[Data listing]
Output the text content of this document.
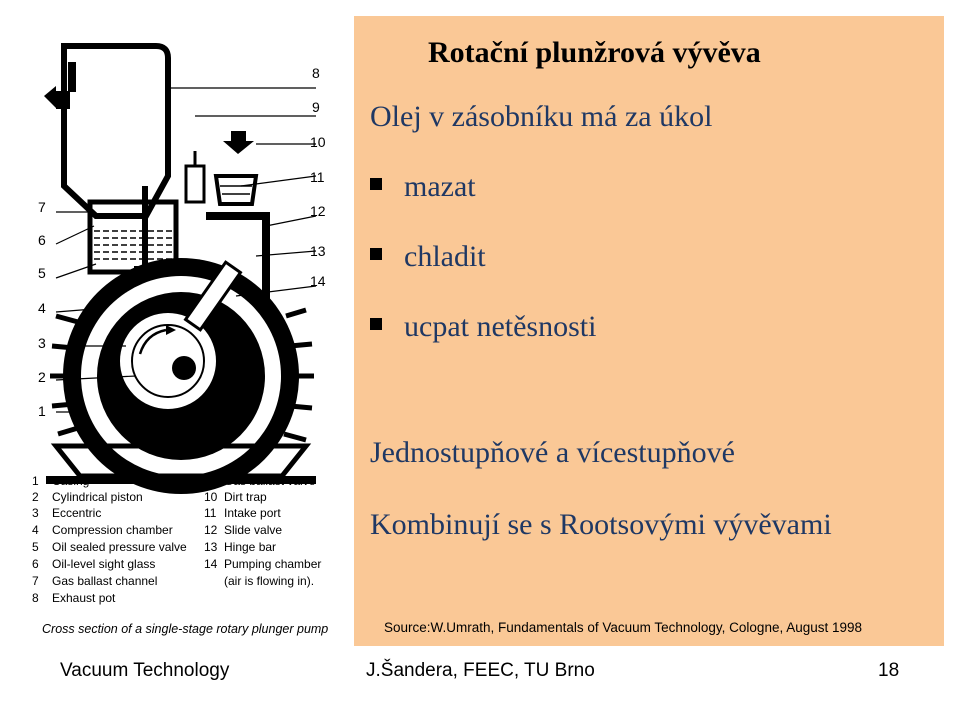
8
9
10
11
12
13
14
7
6
5
4
3
2
1
1 Casing
2 Cylindrical piston
3 Eccentric
4 Compression chamber
5 Oil sealed pressure valve
6 Oil-level sight glass
7 Gas ballast channel
8 Exhaust pot
9 Gas ballast valve
10 Dirt trap
11 Intake port
12 Slide valve
13 Hinge bar
14 Pumping chamber
(air is flowing in).
Cross section of a single-stage rotary plunger pump
Rotační plunžrová vývěva
Olej v zásobníku má za úkol
mazat
chladit
ucpat netěsnosti
Jednostupňové a vícestupňové
Kombinují se s Rootsovými vývěvami
Source:W.Umrath, Fundamentals of Vacuum Technology, Cologne, August 1998
Vacuum Technology	J.Šandera, FEEC, TU Brno	18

Your goal
Produce an exact copy of each line of data, skipping embedded images.

Answer in full
Output the text content of this document.
8
9
10
11
12
13
14
7
6
5
4
3
2
1
1 Casing
2 Cylindrical piston
3 Eccentric
4 Compression chamber
5 Oil sealed pressure valve
6 Oil-level sight glass
7 Gas ballast channel
8 Exhaust pot
9 Gas ballast valve
10 Dirt trap
11 Intake port
12 Slide valve
13 Hinge bar
14 Pumping chamber
(air is flowing in).
Cross section of a single-stage rotary plunger pump
Rotační plunžrová vývěva
Olej v zásobníku má za úkol
mazat
chladit
ucpat netěsnosti
Jednostupňové a vícestupňové
Kombinují se s Rootsovými vývěvami
Source:W.Umrath, Fundamentals of Vacuum Technology, Cologne, August 1998
Vacuum Technology	J.Šandera, FEEC, TU Brno	18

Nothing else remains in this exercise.